# START OF SUPPLIED RECORDS

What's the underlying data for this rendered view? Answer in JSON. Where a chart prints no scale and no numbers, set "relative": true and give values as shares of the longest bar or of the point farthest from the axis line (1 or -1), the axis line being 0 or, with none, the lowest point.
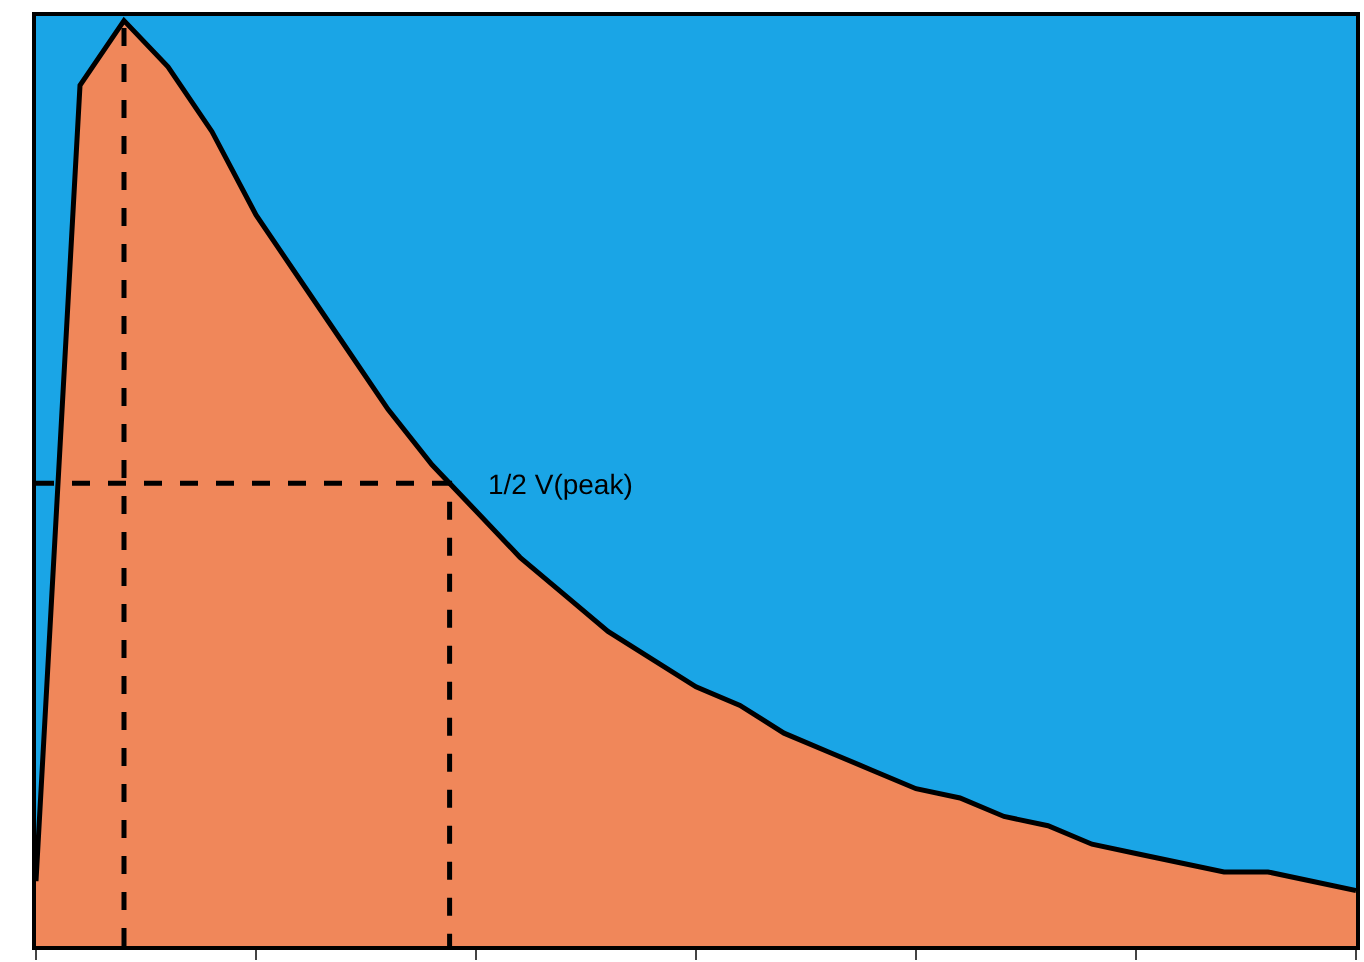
{
  "chart_data": {
    "type": "area",
    "relative": true,
    "categories": [
      null,
      null,
      null,
      null,
      null,
      null,
      null,
      null,
      null,
      null,
      null,
      null,
      null,
      null,
      null,
      null,
      null,
      null,
      null,
      null,
      null,
      null,
      null,
      null,
      null,
      null,
      null,
      null,
      null,
      null,
      null
    ],
    "series": [
      {
        "color": "#f0875a",
        "values": [
          0.07,
          0.93,
          1.0,
          0.95,
          0.88,
          0.79,
          0.72,
          0.65,
          0.58,
          0.52,
          0.47,
          0.42,
          0.38,
          0.34,
          0.31,
          0.28,
          0.26,
          0.23,
          0.21,
          0.19,
          0.17,
          0.16,
          0.14,
          0.13,
          0.11,
          0.1,
          0.09,
          0.08,
          0.08,
          0.07,
          0.06
        ]
      }
    ],
    "ref_lines": [
      {
        "axis": "y",
        "value": 0.5,
        "line_style": "dashed",
        "color": "#000000"
      }
    ],
    "annotations": [
      "1/2 V(peak)"
    ],
    "line_style": "solid",
    "marker": "none"
  }
}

# END OF SUPPLIED RECORDS

THE EXERCISE :: Write out each entry exactly as given, but skip the pictures.

RESULT OF THIS TASK ::
What's the underlying data for this rendered view? Answer in JSON. Where a chart prints no scale and no numbers, set "relative": true and give values as shares of the longest bar or of the point farthest from the axis line (1 or -1), the axis line being 0 or, with none, the lowest point.
{
  "chart_data": {
    "type": "area",
    "relative": true,
    "categories": [
      null,
      null,
      null,
      null,
      null,
      null,
      null,
      null,
      null,
      null,
      null,
      null,
      null,
      null,
      null,
      null,
      null,
      null,
      null,
      null,
      null,
      null,
      null,
      null,
      null,
      null,
      null,
      null,
      null,
      null,
      null
    ],
    "series": [
      {
        "color": "#f0875a",
        "values": [
          0.07,
          0.93,
          1.0,
          0.95,
          0.88,
          0.79,
          0.72,
          0.65,
          0.58,
          0.52,
          0.47,
          0.42,
          0.38,
          0.34,
          0.31,
          0.28,
          0.26,
          0.23,
          0.21,
          0.19,
          0.17,
          0.16,
          0.14,
          0.13,
          0.11,
          0.1,
          0.09,
          0.08,
          0.08,
          0.07,
          0.06
        ]
      }
    ],
    "ref_lines": [
      {
        "axis": "y",
        "value": 0.5,
        "line_style": "dashed",
        "color": "#000000"
      }
    ],
    "annotations": [
      "1/2 V(peak)"
    ],
    "line_style": "solid",
    "marker": "none"
  }
}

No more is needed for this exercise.